» **GIVEN INSTRUCTION**
Find every line in the records below that holds the word "data" and copy it.

» **RECORDS SUPPLIED**
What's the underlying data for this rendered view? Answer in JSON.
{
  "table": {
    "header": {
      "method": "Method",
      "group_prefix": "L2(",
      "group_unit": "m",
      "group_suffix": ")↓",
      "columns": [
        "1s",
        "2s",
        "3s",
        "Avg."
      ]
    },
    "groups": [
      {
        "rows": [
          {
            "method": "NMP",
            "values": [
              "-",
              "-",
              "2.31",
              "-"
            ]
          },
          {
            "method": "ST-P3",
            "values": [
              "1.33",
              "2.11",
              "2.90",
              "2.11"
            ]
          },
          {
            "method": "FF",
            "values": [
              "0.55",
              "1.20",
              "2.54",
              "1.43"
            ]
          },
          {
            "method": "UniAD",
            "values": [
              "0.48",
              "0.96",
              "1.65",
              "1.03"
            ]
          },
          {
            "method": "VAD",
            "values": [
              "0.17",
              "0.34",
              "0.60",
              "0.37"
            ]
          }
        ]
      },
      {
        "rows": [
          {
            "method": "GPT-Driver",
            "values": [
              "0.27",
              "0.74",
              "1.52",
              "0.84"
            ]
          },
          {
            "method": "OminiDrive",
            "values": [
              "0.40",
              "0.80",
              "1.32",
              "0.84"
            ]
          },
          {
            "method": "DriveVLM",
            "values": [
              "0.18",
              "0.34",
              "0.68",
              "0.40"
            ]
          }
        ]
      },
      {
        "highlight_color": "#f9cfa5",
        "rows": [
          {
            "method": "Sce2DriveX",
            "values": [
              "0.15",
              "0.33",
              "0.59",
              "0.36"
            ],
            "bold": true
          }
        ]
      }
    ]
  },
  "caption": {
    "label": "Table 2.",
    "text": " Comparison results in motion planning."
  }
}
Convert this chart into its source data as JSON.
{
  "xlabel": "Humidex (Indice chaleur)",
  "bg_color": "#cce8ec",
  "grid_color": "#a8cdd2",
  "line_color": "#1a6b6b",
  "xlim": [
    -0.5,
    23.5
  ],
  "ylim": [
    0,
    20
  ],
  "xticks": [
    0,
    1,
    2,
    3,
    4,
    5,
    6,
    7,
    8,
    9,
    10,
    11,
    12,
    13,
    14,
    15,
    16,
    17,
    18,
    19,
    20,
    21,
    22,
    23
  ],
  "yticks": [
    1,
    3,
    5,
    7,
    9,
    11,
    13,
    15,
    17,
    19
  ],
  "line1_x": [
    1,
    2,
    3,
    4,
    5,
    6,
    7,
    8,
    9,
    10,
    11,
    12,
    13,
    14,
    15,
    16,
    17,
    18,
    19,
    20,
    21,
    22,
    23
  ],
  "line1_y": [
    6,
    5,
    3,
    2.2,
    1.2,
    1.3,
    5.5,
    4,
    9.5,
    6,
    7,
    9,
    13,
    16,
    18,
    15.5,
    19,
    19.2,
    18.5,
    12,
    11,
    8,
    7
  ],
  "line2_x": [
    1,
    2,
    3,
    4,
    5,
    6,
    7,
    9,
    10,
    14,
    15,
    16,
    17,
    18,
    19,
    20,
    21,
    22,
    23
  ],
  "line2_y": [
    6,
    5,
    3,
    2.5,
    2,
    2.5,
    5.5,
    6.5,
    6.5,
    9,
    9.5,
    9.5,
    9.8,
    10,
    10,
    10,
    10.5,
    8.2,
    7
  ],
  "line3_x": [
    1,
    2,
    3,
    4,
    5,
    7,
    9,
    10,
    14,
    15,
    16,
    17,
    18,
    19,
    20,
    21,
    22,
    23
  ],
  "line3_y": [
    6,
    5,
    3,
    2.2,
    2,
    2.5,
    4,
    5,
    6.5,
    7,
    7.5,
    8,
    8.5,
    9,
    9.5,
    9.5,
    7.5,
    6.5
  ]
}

» **FINAL RESULT**
What's the underlying data for this rendered view? Answer in JSON.
Convert this chart into its source data as JSON.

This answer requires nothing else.